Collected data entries

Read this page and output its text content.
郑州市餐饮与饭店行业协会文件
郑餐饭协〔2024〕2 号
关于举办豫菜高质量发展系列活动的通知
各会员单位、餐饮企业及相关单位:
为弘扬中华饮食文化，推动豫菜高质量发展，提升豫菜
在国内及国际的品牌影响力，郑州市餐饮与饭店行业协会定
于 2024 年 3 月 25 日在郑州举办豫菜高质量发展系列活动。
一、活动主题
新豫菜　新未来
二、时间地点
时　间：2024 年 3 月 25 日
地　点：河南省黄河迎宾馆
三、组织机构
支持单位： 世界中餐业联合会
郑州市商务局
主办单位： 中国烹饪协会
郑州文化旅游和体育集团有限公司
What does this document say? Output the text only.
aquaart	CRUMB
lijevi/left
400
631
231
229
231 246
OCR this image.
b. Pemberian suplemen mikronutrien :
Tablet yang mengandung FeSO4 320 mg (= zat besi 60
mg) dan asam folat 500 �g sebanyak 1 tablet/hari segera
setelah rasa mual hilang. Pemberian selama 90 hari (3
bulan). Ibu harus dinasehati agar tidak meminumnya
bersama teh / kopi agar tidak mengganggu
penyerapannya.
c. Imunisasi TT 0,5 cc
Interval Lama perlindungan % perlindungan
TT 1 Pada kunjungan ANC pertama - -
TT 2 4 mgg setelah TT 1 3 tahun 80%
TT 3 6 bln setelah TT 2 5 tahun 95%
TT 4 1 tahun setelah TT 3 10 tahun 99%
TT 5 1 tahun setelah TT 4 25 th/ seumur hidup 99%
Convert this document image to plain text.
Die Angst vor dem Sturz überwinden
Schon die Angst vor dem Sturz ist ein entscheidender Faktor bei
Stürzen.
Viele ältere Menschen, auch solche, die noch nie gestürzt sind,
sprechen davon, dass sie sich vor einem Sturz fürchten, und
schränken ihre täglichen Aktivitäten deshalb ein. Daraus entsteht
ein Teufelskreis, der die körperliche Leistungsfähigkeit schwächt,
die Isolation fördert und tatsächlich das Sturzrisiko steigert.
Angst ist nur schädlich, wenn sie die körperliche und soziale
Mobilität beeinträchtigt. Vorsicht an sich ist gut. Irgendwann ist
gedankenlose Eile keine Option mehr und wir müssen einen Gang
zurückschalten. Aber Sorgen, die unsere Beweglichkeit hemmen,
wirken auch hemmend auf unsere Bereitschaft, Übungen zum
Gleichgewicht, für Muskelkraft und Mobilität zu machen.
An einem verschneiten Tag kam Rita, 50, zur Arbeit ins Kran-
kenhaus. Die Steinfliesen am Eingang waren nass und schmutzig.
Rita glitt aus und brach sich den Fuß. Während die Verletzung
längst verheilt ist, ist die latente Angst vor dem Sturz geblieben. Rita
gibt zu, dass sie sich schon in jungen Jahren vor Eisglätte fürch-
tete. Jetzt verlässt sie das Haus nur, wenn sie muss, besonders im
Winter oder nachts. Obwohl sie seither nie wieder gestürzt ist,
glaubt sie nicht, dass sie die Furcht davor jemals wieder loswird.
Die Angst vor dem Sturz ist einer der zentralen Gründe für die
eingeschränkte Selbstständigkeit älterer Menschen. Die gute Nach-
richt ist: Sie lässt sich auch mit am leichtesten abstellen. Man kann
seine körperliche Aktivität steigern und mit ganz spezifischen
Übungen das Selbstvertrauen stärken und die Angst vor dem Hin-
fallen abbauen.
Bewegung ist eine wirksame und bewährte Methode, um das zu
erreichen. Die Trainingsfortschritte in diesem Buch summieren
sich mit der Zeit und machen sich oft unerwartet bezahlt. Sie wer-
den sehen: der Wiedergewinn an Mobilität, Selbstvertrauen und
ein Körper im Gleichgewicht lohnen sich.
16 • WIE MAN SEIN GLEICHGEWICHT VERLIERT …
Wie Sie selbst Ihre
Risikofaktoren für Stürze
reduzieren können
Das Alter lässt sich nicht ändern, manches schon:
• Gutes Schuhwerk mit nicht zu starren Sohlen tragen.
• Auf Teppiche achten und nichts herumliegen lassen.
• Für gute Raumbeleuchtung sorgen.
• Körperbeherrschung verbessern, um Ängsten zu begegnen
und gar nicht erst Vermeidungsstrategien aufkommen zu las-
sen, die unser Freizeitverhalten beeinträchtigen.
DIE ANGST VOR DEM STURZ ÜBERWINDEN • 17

EXERCISE
Read the entries and show each line that mentions "wenn".

CORRECT RESPONSE
Angst ist nur schädlich, wenn sie die körperliche und soziale
tete. Jetzt verlässt sie das Haus nur, wenn sie muss, besonders im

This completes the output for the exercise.